## Task set
A. Transcribe from the reply about the cosine expression the passage starting at "[2] for 1<=m<=n" and ending at "symmetrical function.".
B. Decide whether each statement agrees with the reply about the cosine expression, answering yes or no and quoting the deciding words: (i) the outcome is said to depend on the indices; (ii) n is described as a negative integer; (iii) if [1] applies, using pi is said to take the function from 0 up to 1.0.
C. Answer these questions from the reply about the cosine expression:
(i) To what power is the expression raised?
(ii) Which two ranges for m are proposed as possibilities?
(iii) If [1] applies, what could the result be, depending on what it represents?

## Reading text
_ _ _
The whole thing hinges on your indices.  What is "m" in your line up
of sequence values?
The difference between using pi and 2*pi has a similar answer.

Take this:
(0.5+0.5*cos(pi*m/n)) raised to the power of p

Is there a value where m=n?  You didn't say.
Is there a value where m=2*n?  You didn't say.
Better to describe your situation fully:

(0.5+0.5*cos(pi*m/n)) raised to the power of p
x(m)=(0.5+0.5*cos(pi*m/n))
for n a positive, real integer
[1] for 0<=m<=n    perhaps????
[2] for 1<=m<=n    perhaps????
Then we can say something about pi or 2*pi.
Does the function represent half the function of interest or the whole
thing?

If [1] above applies, then using pi will only take the functon from
1.0 to 0 and, depending on what this represents could be half of a
symmetrical function.
_ _ _
## Items
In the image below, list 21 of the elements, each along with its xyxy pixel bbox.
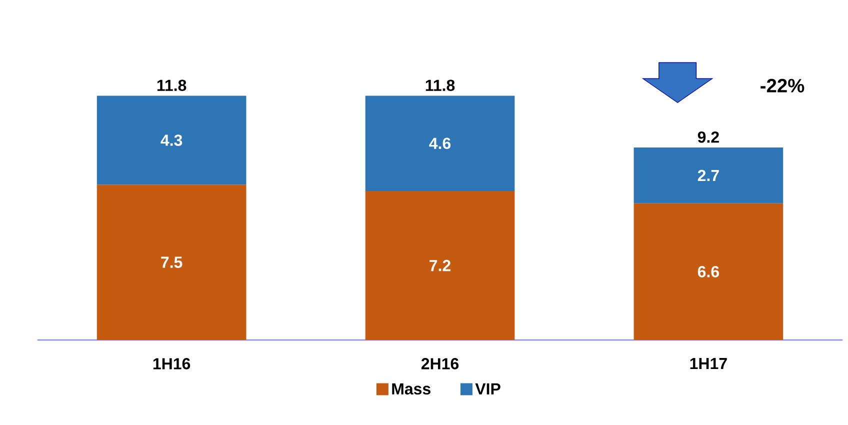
legend-label: Mass [392, 383, 430, 394]
x-tick-label: 2H16 [421, 358, 459, 370]
data-label: 7.5 [161, 256, 182, 268]
bar [96, 184, 246, 340]
bar [365, 96, 515, 191]
bar [96, 96, 246, 185]
bar [634, 203, 784, 340]
bar [365, 190, 515, 340]
data-label: 7.2 [430, 260, 450, 271]
total-label: 11.8 [157, 80, 186, 91]
bar [634, 147, 784, 204]
data-label: 4.3 [160, 134, 182, 146]
x-tick-label: 1H17 [690, 358, 727, 369]
text: -22% [760, 78, 804, 92]
data-label: 6.6 [698, 266, 719, 278]
legend-label: VIP [475, 383, 500, 394]
total-label: 11.8 [426, 80, 455, 91]
data-label: 4.6 [429, 138, 451, 149]
total-label: 9.2 [698, 131, 719, 143]
data-label: 2.7 [698, 170, 719, 181]
x-tick-label: 1H16 [153, 358, 190, 370]
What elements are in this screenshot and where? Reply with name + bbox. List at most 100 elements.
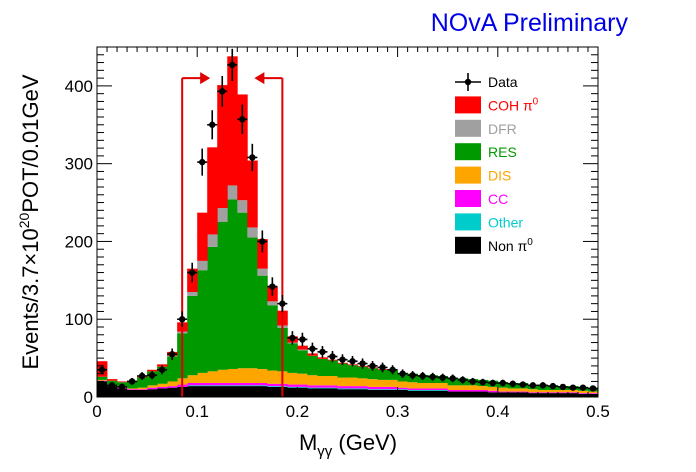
_ _ _
## Problem solutions
A.
[2] for 1<=m<=n    perhaps????
Then we can say something about pi or 2*pi.
Does the function represent half the function of interest or the whole
thing?

If [1] above applies, then using pi will only take the functon from
1.0 to 0 and, depending on what this represents could be half of a
symmetrical function.

B.
(i) Yes: "The whole thing hinges on your indices."
(ii) No: "for n a positive, real integer"
(iii) No: "from 1.0 to 0"

C.
(i) The power of p.
(ii) 0<=m<=n and 1<=m<=n.
(iii) Half of a symmetrical function.